(Saved data entries)

____

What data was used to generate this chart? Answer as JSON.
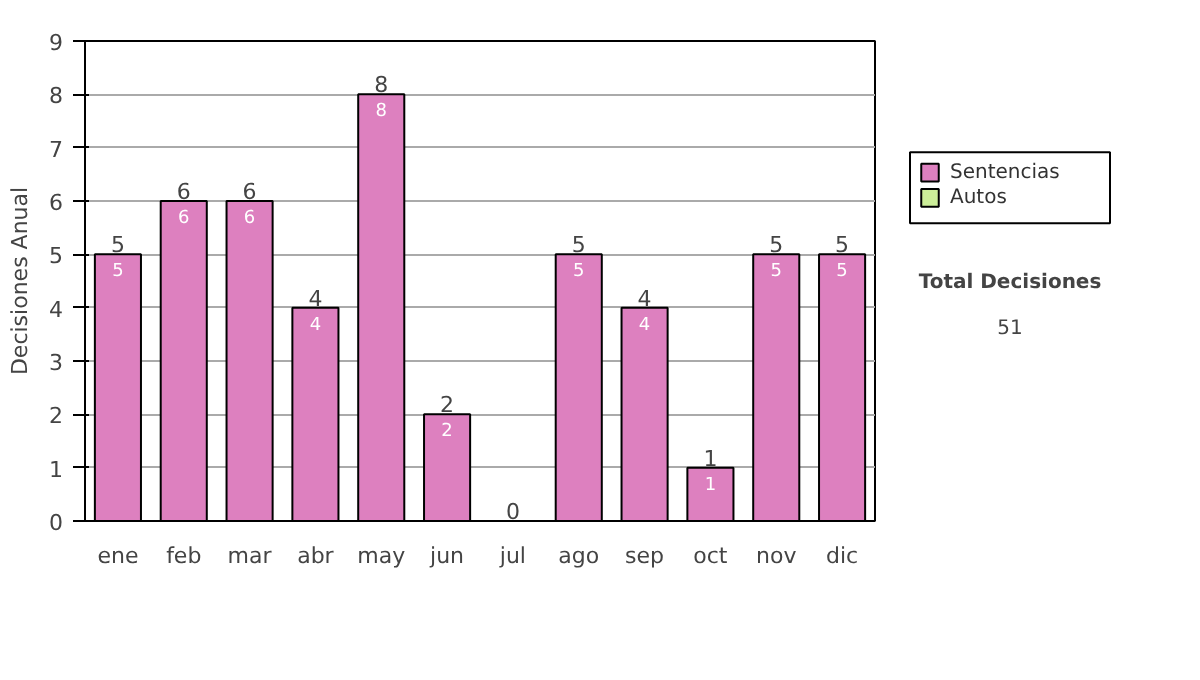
{
  "chart_data": {
    "type": "bar",
    "stacked": true,
    "ylabel": "Decisiones Anual",
    "categories": [
      "ene",
      "feb",
      "mar",
      "abr",
      "may",
      "jun",
      "jul",
      "ago",
      "sep",
      "oct",
      "nov",
      "dic"
    ],
    "series": [
      {
        "name": "Sentencias",
        "color": "#dd80bf",
        "values": [
          5,
          6,
          6,
          4,
          8,
          2,
          0,
          5,
          4,
          1,
          5,
          5
        ],
        "value_labels": [
          "5",
          "6",
          "6",
          "4",
          "8",
          "2",
          null,
          "5",
          "4",
          "1",
          "5",
          "5"
        ]
      },
      {
        "name": "Autos",
        "color": "#ccee99",
        "values": [
          0,
          0,
          0,
          0,
          0,
          0,
          0,
          0,
          0,
          0,
          0,
          0
        ]
      }
    ],
    "totals": [
      "5",
      "6",
      "6",
      "4",
      "8",
      "2",
      "0",
      "5",
      "4",
      "1",
      "5",
      "5"
    ],
    "ylim": [
      0,
      9
    ],
    "yticks": [
      0,
      1,
      2,
      3,
      4,
      5,
      6,
      7,
      8,
      9
    ],
    "grid": "y",
    "legend": "right",
    "annotations": [
      "Total Decisiones",
      "51"
    ]
  }
}
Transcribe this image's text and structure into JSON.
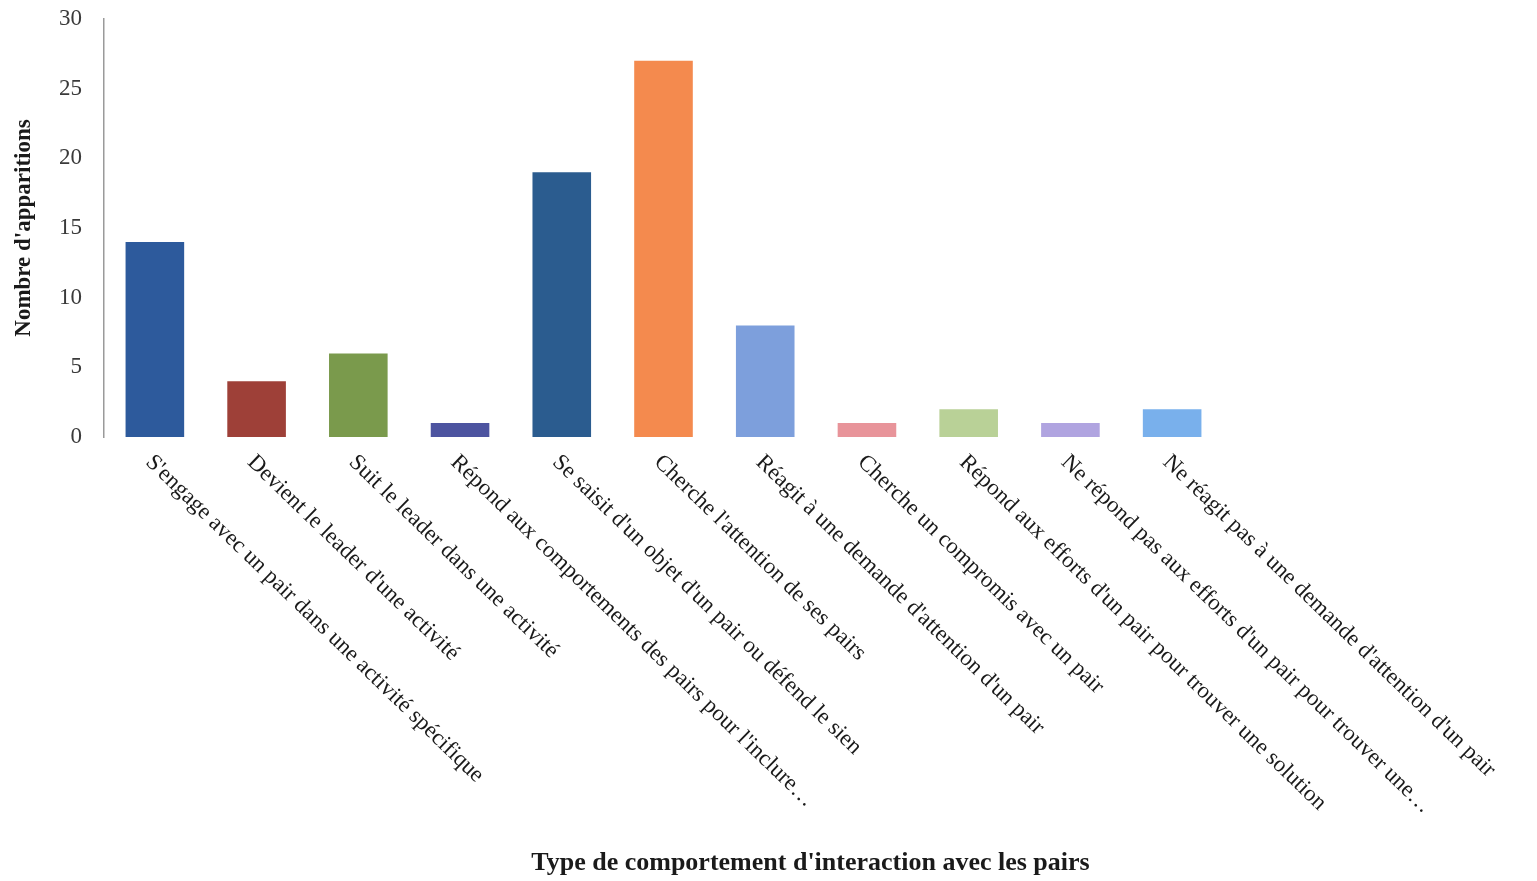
{
  "chart_data": {
    "type": "bar",
    "xlabel": "Type de comportement d'interaction avec les pairs",
    "ylabel": "Nombre d'apparitions",
    "categories": [
      "S'engage avec un pair dans une activité spécifique",
      "Devient le leader d'une activité",
      "Suit le leader dans une activité",
      "Répond aux comportements des pairs pour l'inclure…",
      "Se saisit d'un objet d'un pair ou défend le sien",
      "Cherche l'attention de ses pairs",
      "Réagit à une demande d'attention d'un pair",
      "Cherche un compromis avec un pair",
      "Répond aux efforts d'un pair pour trouver une solution",
      "Ne répond pas aux efforts d'un pair pour trouver une…",
      "Ne réagit pas à une demande d'attention d'un pair"
    ],
    "values": [
      14,
      4,
      6,
      1,
      19,
      27,
      8,
      1,
      2,
      1,
      2
    ],
    "colors": [
      "#2d5a9c",
      "#9e4038",
      "#7a9a4c",
      "#4d54a0",
      "#2b5c8f",
      "#f48a4e",
      "#7d9fdc",
      "#e8949a",
      "#b9d197",
      "#b0a4e0",
      "#79b0ec"
    ],
    "ylim": [
      0,
      30
    ],
    "yticks": [
      0,
      5,
      10,
      15,
      20,
      25,
      30
    ]
  }
}
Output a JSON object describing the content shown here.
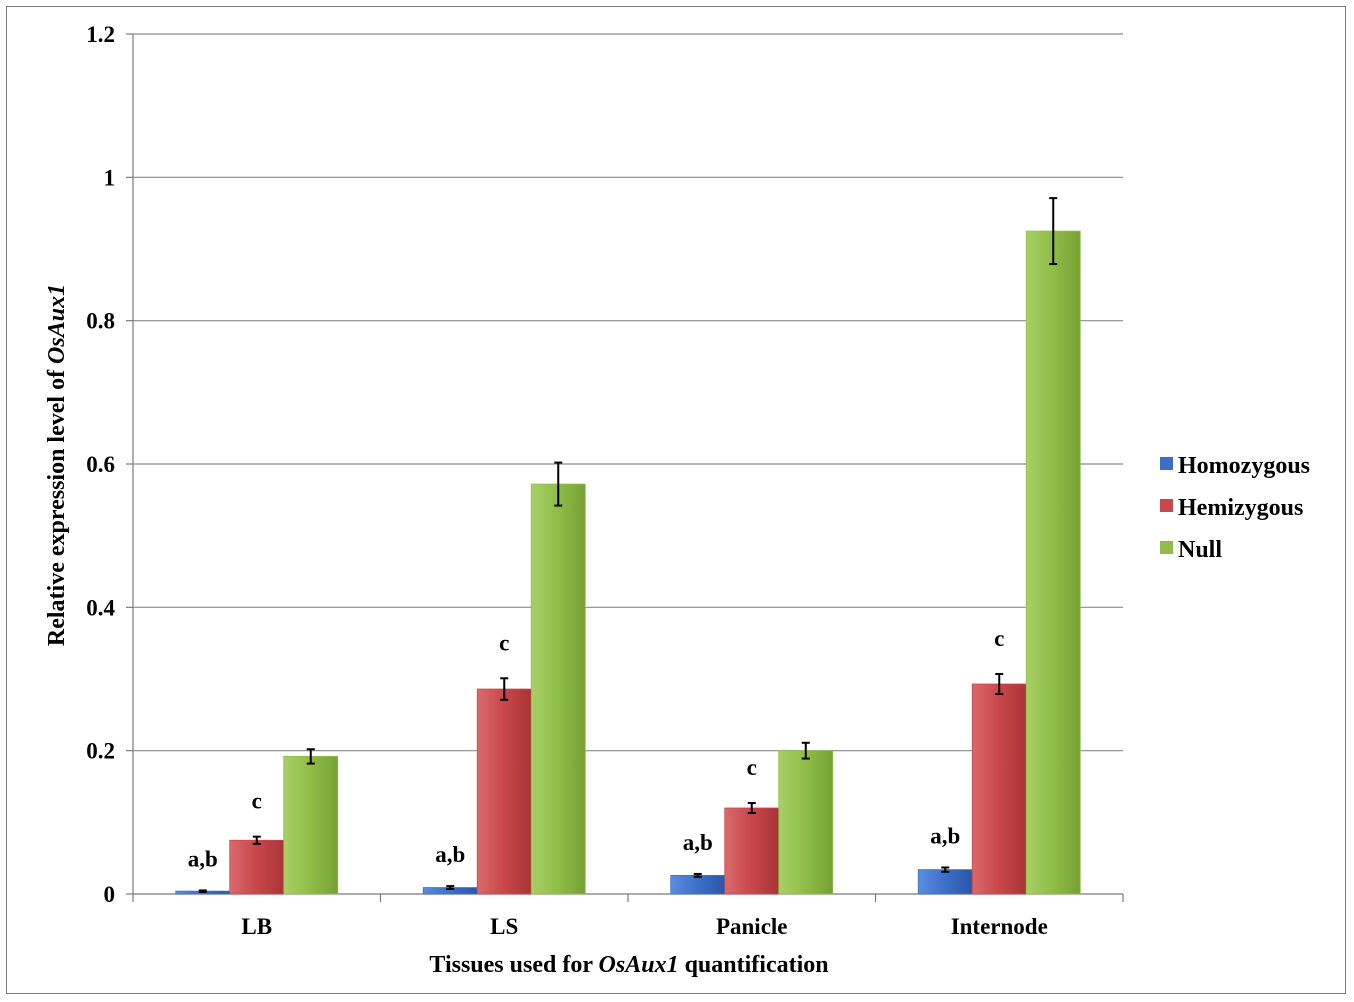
{
  "chart_data": {
    "type": "bar",
    "categories": [
      "LB",
      "LS",
      "Panicle",
      "Internode"
    ],
    "series": [
      {
        "name": "Homozygous",
        "color": "#3d6fc8",
        "values": [
          0.004,
          0.009,
          0.026,
          0.034
        ],
        "errors": [
          0.001,
          0.002,
          0.002,
          0.003
        ]
      },
      {
        "name": "Hemizygous",
        "color": "#c9474a",
        "values": [
          0.075,
          0.286,
          0.12,
          0.293
        ],
        "errors": [
          0.005,
          0.015,
          0.007,
          0.014
        ]
      },
      {
        "name": "Null",
        "color": "#8fbd48",
        "values": [
          0.192,
          0.572,
          0.2,
          0.925
        ],
        "errors": [
          0.01,
          0.03,
          0.011,
          0.046
        ]
      }
    ],
    "annotations": [
      [
        "a,b",
        "c"
      ],
      [
        "a,b",
        "c"
      ],
      [
        "a,b",
        "c"
      ],
      [
        "a,b",
        "c"
      ]
    ],
    "ylim": [
      0,
      1.2
    ],
    "yticks": [
      "0",
      "0.2",
      "0.4",
      "0.6",
      "0.8",
      "1",
      "1.2"
    ],
    "ytick_values": [
      0,
      0.2,
      0.4,
      0.6,
      0.8,
      1.0,
      1.2
    ],
    "ylabel_prefix": "Relative expression level of ",
    "ylabel_italic": "OsAux1",
    "xlabel_prefix": "Tissues used for ",
    "xlabel_italic": "OsAux1",
    "xlabel_suffix": " quantification",
    "grid": true,
    "legend_position": "right"
  }
}
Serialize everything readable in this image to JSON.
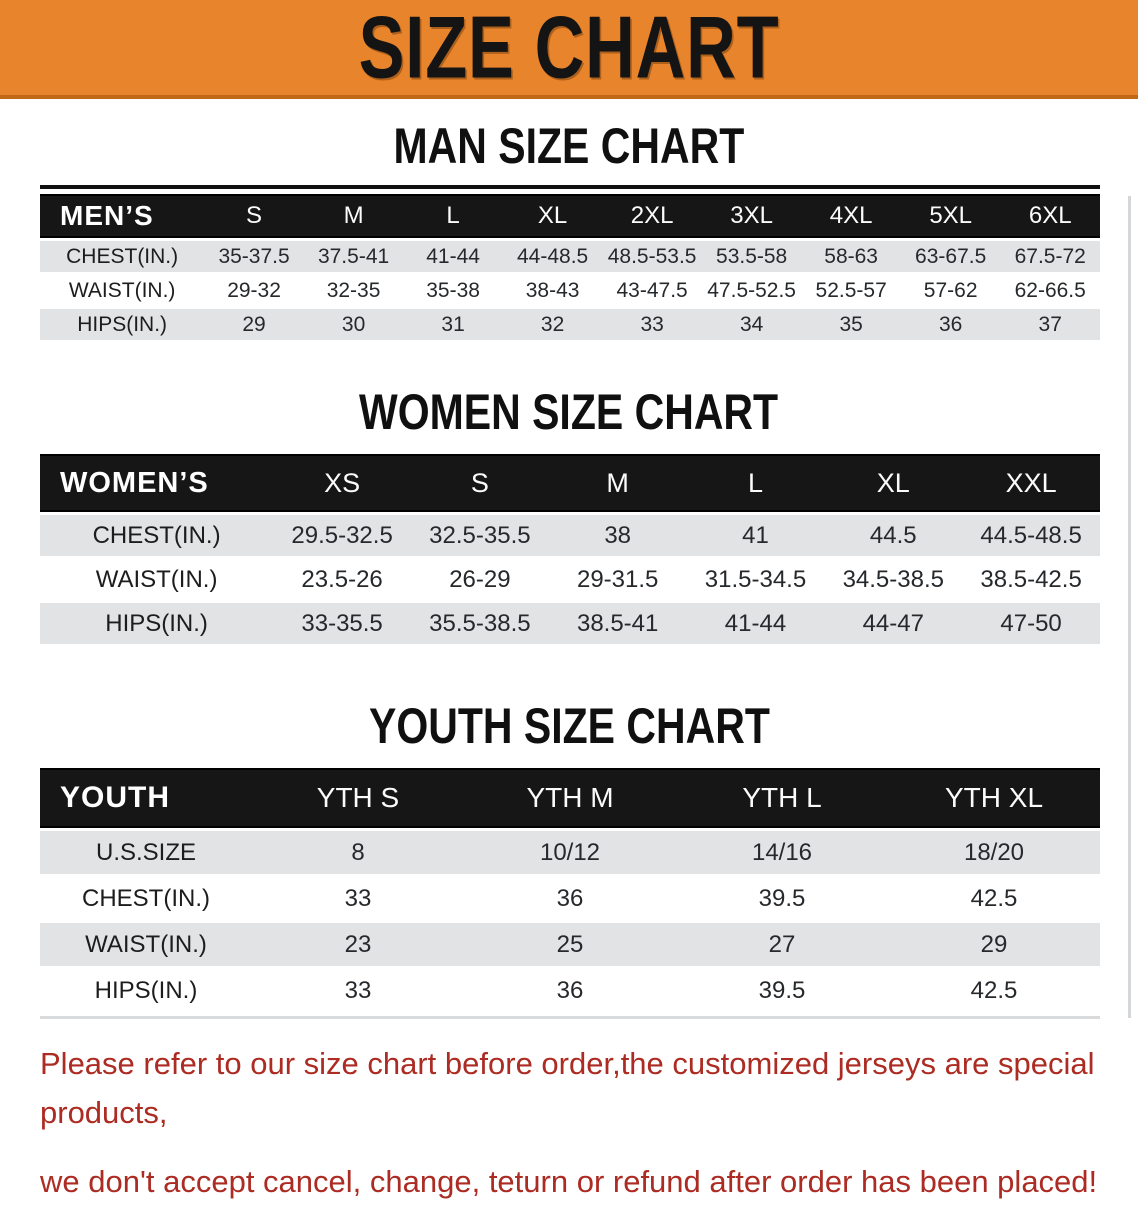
{
  "banner": {
    "title": "SIZE CHART",
    "bg_color": "#E8842B",
    "edge_color": "#C06818",
    "text_color": "#141414"
  },
  "sections": [
    {
      "heading": "MAN SIZE CHART",
      "corner_label": "MEN’S",
      "columns": [
        "S",
        "M",
        "L",
        "XL",
        "2XL",
        "3XL",
        "4XL",
        "5XL",
        "6XL"
      ],
      "rows": [
        {
          "label": "CHEST(IN.)",
          "values": [
            "35-37.5",
            "37.5-41",
            "41-44",
            "44-48.5",
            "48.5-53.5",
            "53.5-58",
            "58-63",
            "63-67.5",
            "67.5-72"
          ]
        },
        {
          "label": "WAIST(IN.)",
          "values": [
            "29-32",
            "32-35",
            "35-38",
            "38-43",
            "43-47.5",
            "47.5-52.5",
            "52.5-57",
            "57-62",
            "62-66.5"
          ]
        },
        {
          "label": "HIPS(IN.)",
          "values": [
            "29",
            "30",
            "31",
            "32",
            "33",
            "34",
            "35",
            "36",
            "37"
          ]
        }
      ]
    },
    {
      "heading": "WOMEN SIZE CHART",
      "corner_label": "WOMEN’S",
      "columns": [
        "XS",
        "S",
        "M",
        "L",
        "XL",
        "XXL"
      ],
      "rows": [
        {
          "label": "CHEST(IN.)",
          "values": [
            "29.5-32.5",
            "32.5-35.5",
            "38",
            "41",
            "44.5",
            "44.5-48.5"
          ]
        },
        {
          "label": "WAIST(IN.)",
          "values": [
            "23.5-26",
            "26-29",
            "29-31.5",
            "31.5-34.5",
            "34.5-38.5",
            "38.5-42.5"
          ]
        },
        {
          "label": "HIPS(IN.)",
          "values": [
            "33-35.5",
            "35.5-38.5",
            "38.5-41",
            "41-44",
            "44-47",
            "47-50"
          ]
        }
      ]
    },
    {
      "heading": "YOUTH SIZE CHART",
      "corner_label": "YOUTH",
      "columns": [
        "YTH S",
        "YTH M",
        "YTH L",
        "YTH XL"
      ],
      "rows": [
        {
          "label": "U.S.SIZE",
          "values": [
            "8",
            "10/12",
            "14/16",
            "18/20"
          ]
        },
        {
          "label": "CHEST(IN.)",
          "values": [
            "33",
            "36",
            "39.5",
            "42.5"
          ]
        },
        {
          "label": "WAIST(IN.)",
          "values": [
            "23",
            "25",
            "27",
            "29"
          ]
        },
        {
          "label": "HIPS(IN.)",
          "values": [
            "33",
            "36",
            "39.5",
            "42.5"
          ]
        }
      ]
    }
  ],
  "footer": {
    "line1": "Please refer to our size chart before order,the customized jerseys are special products,",
    "line2": "we don't accept cancel, change, teturn or refund after order has been placed!",
    "text_color": "#AC2B22"
  },
  "colors": {
    "header_band": "#161616",
    "row_stripe": "#E2E3E5",
    "heading_text": "#101010"
  }
}
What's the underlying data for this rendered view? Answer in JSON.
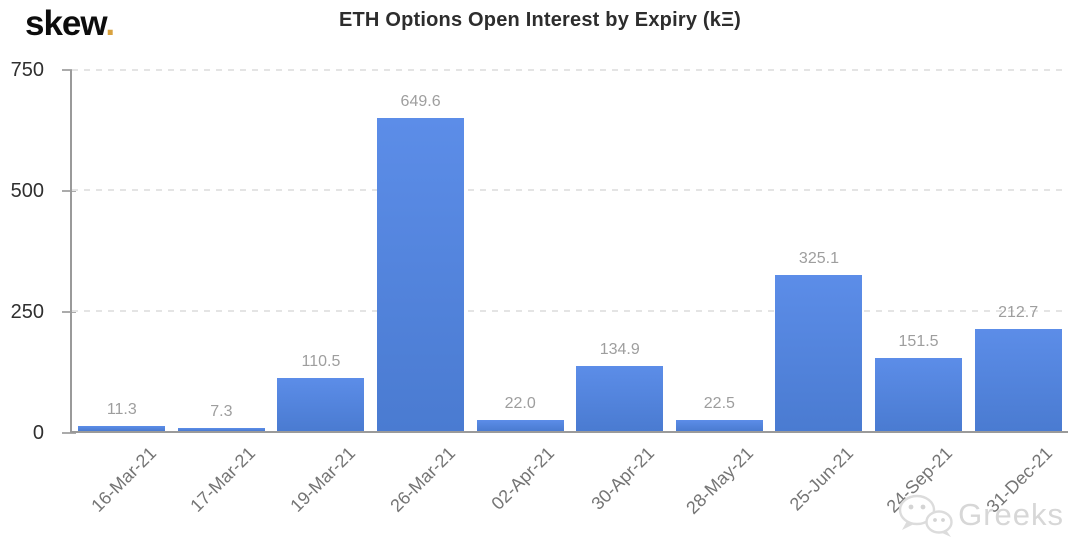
{
  "brand": {
    "name": "skew",
    "dot": ".",
    "dot_color": "#d9a23f"
  },
  "header": {
    "title": "ETH Options Open Interest by Expiry (kΞ)"
  },
  "chart_data": {
    "type": "bar",
    "title": "ETH Options Open Interest by Expiry (kΞ)",
    "categories": [
      "16-Mar-21",
      "17-Mar-21",
      "19-Mar-21",
      "26-Mar-21",
      "02-Apr-21",
      "30-Apr-21",
      "28-May-21",
      "25-Jun-21",
      "24-Sep-21",
      "31-Dec-21"
    ],
    "values": [
      11.3,
      7.3,
      110.5,
      649.6,
      22.0,
      134.9,
      22.5,
      325.1,
      151.5,
      212.7
    ],
    "value_labels": [
      "11.3",
      "7.3",
      "110.5",
      "649.6",
      "22.0",
      "134.9",
      "22.5",
      "325.1",
      "151.5",
      "212.7"
    ],
    "xlabel": "",
    "ylabel": "",
    "ylim": [
      0,
      750
    ],
    "yticks": [
      0,
      250,
      500,
      750
    ],
    "grid": "horizontal-dashed",
    "legend": "none",
    "bar_gradient": [
      "#5c8de8",
      "#4a7bd1"
    ],
    "axis_color": "#9a9a9a",
    "gridline_color": "#e4e4e4",
    "value_label_color": "#9e9e9e",
    "x_tick_label_color": "#757575",
    "y_tick_label_color": "#2f2f2f"
  },
  "watermark": {
    "text": "Greeks",
    "icon": "wechat-icon"
  }
}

____

■ **Set task**:
Go through the data and gather every line that holds "this".

■ **Correct result**:
What data was used to generate this chart? Answer as JSON.
Transcribe this image's text and structure into JSON.
Serialize everything readable in this image to JSON.
What's the underlying data for this rendered view? Answer in JSON.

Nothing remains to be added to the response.